Problem: All of the data that follows is to be written out exactly, with images excluded.

Listed records:
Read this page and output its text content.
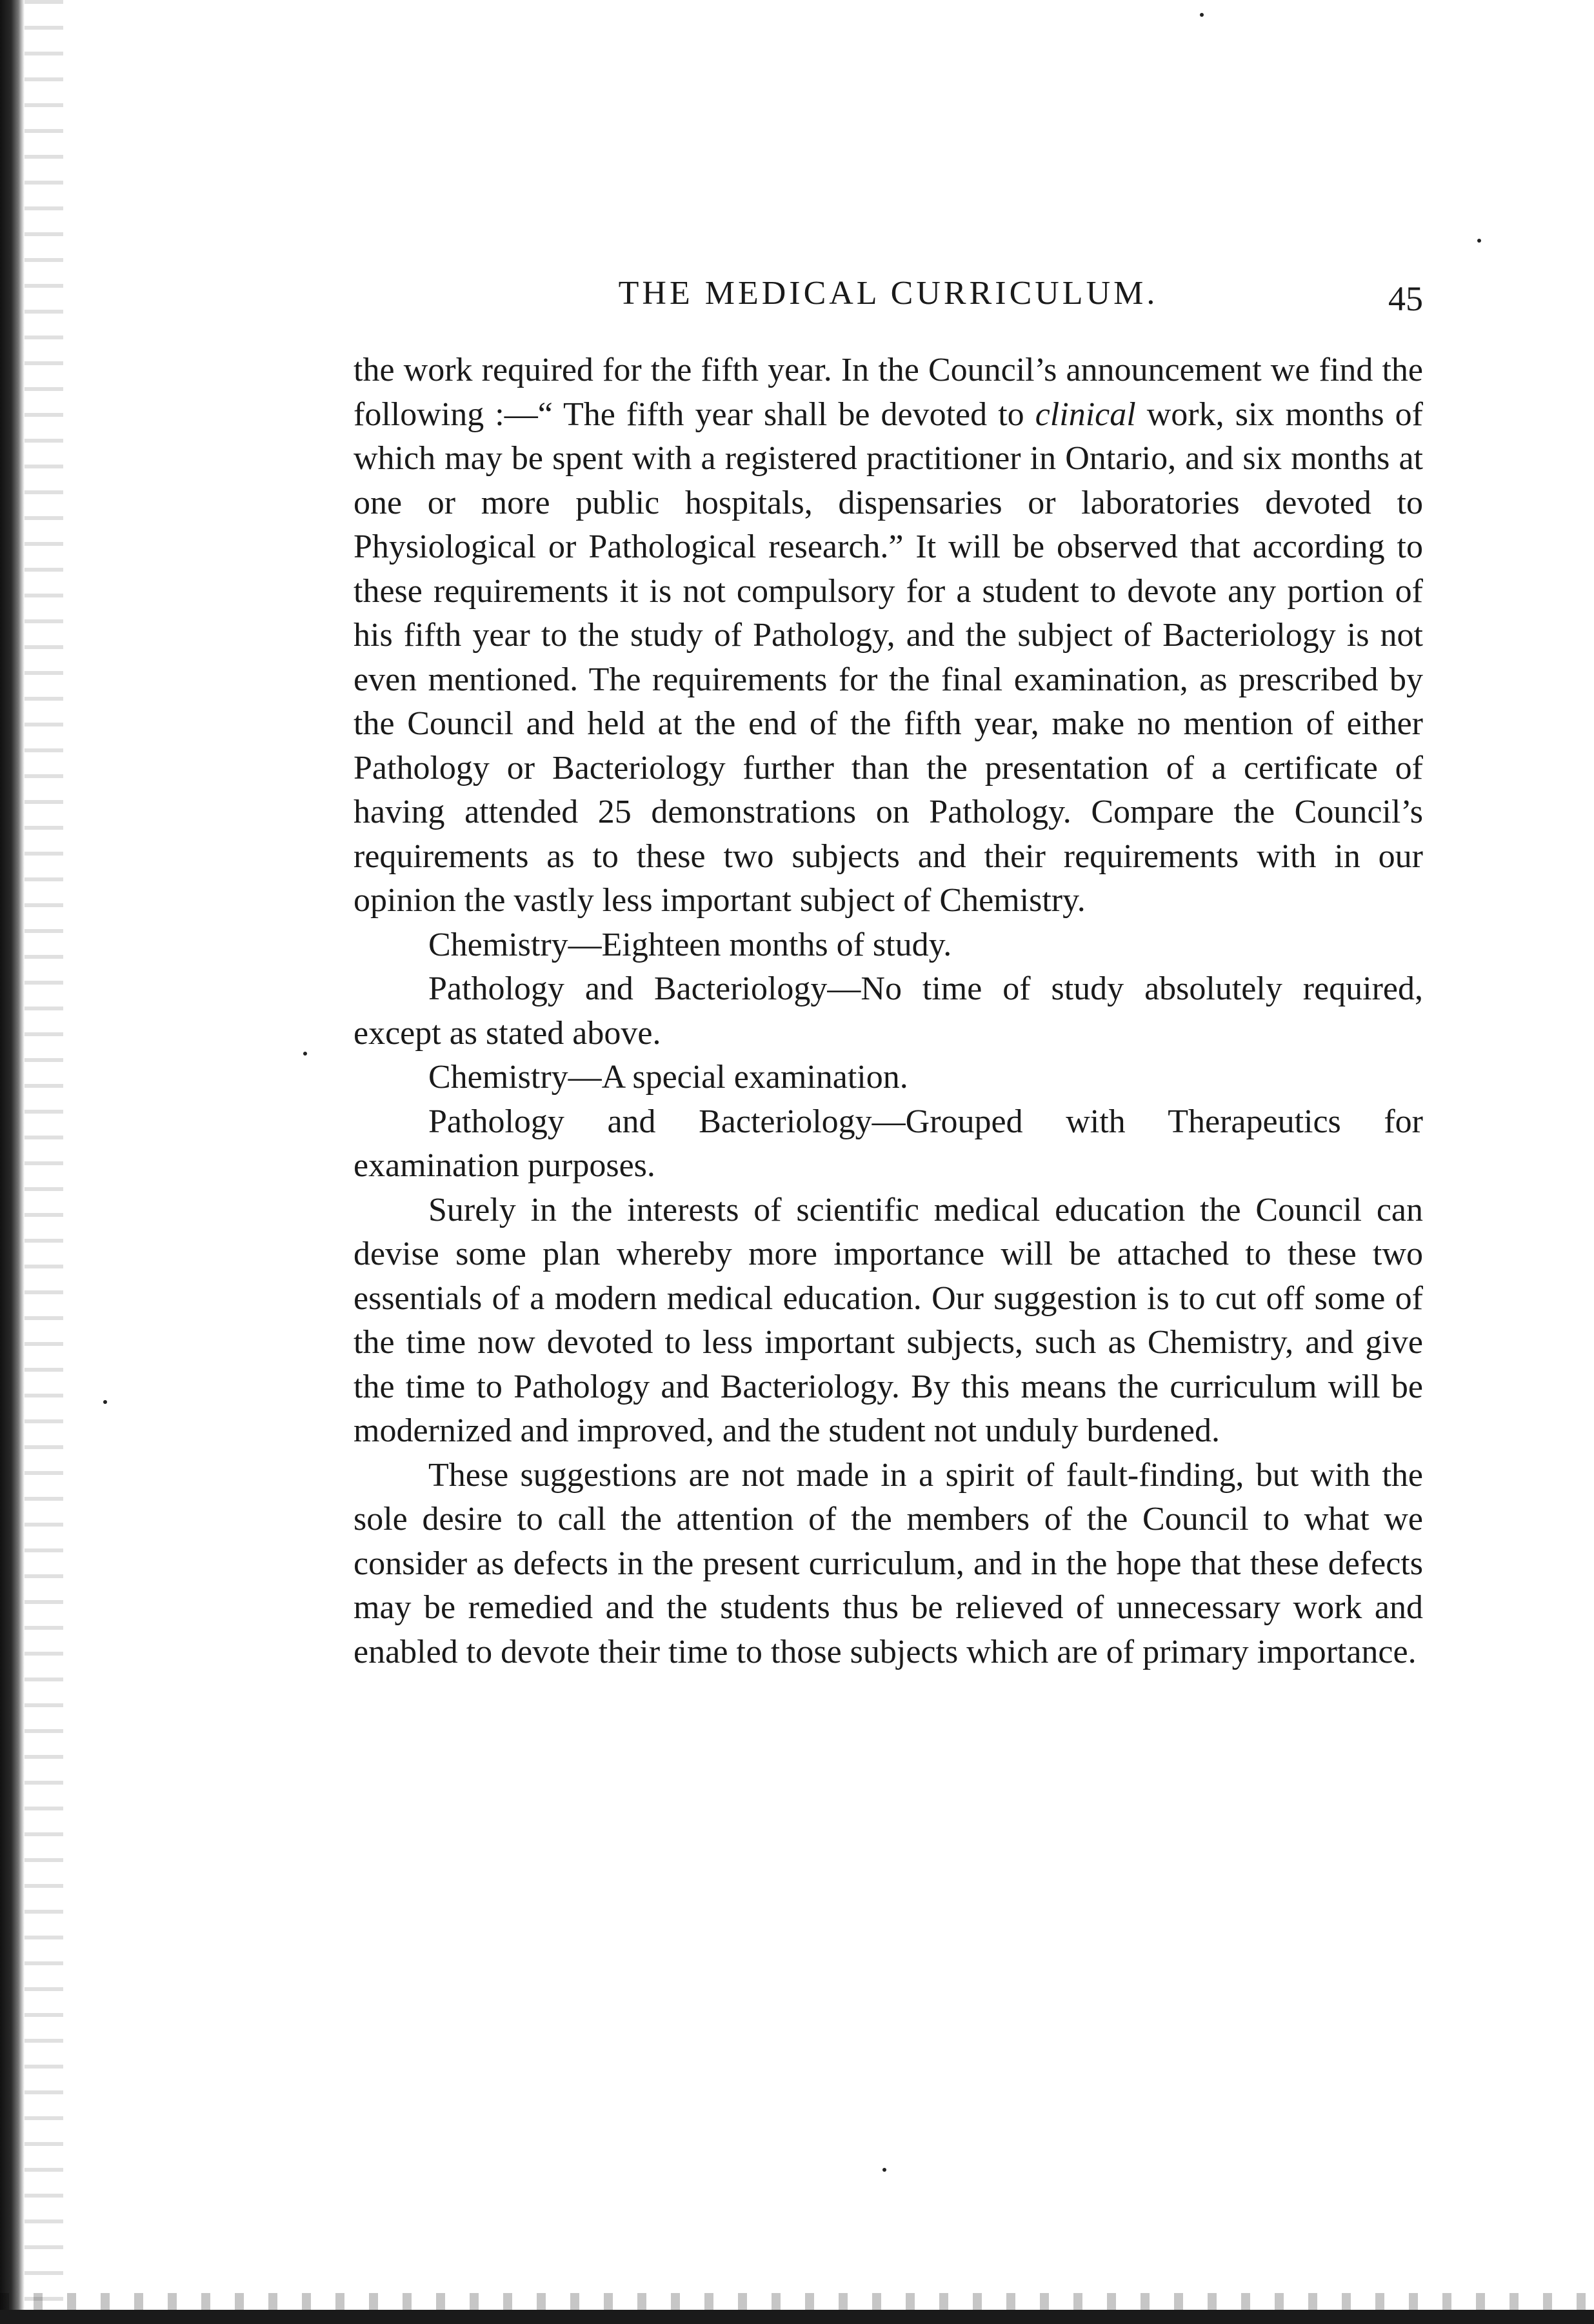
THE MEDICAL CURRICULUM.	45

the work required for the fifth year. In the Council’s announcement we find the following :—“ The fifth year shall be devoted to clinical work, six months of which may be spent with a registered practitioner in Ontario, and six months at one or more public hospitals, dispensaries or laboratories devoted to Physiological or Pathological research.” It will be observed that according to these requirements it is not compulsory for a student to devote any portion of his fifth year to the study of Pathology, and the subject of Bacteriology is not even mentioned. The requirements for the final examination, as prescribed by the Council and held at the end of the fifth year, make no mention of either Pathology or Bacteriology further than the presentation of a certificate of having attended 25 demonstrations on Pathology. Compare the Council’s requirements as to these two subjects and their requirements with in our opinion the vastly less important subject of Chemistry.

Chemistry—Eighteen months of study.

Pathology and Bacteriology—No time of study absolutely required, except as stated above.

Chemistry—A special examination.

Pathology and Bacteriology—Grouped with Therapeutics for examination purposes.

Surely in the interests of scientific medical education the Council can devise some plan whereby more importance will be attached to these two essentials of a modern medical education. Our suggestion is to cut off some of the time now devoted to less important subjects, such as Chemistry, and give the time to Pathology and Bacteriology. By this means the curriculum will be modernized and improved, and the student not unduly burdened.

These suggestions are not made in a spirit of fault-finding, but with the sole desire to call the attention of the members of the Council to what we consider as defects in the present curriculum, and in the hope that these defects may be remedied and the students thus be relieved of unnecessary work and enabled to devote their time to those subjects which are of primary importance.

Result for this task:
Read this page and output its text content.
THE MEDICAL CURRICULUM.	45

the work required for the fifth year. In the Council’s announcement we find the following :—“ The fifth year shall be devoted to clinical work, six months of which may be spent with a registered practitioner in Ontario, and six months at one or more public hospitals, dispensaries or laboratories devoted to Physiological or Pathological research.” It will be observed that according to these requirements it is not compulsory for a student to devote any portion of his fifth year to the study of Pathology, and the subject of Bacteriology is not even mentioned. The requirements for the final examination, as prescribed by the Council and held at the end of the fifth year, make no mention of either Pathology or Bacteriology further than the presentation of a certificate of having attended 25 demonstrations on Pathology. Compare the Council’s requirements as to these two subjects and their requirements with in our opinion the vastly less important subject of Chemistry.

Chemistry—Eighteen months of study.

Pathology and Bacteriology—No time of study absolutely required, except as stated above.

Chemistry—A special examination.

Pathology and Bacteriology—Grouped with Therapeutics for examination purposes.

Surely in the interests of scientific medical education the Council can devise some plan whereby more importance will be attached to these two essentials of a modern medical education. Our suggestion is to cut off some of the time now devoted to less important subjects, such as Chemistry, and give the time to Pathology and Bacteriology. By this means the curriculum will be modernized and improved, and the student not unduly burdened.

These suggestions are not made in a spirit of fault-finding, but with the sole desire to call the attention of the members of the Council to what we consider as defects in the present curriculum, and in the hope that these defects may be remedied and the students thus be relieved of unnecessary work and enabled to devote their time to those subjects which are of primary importance.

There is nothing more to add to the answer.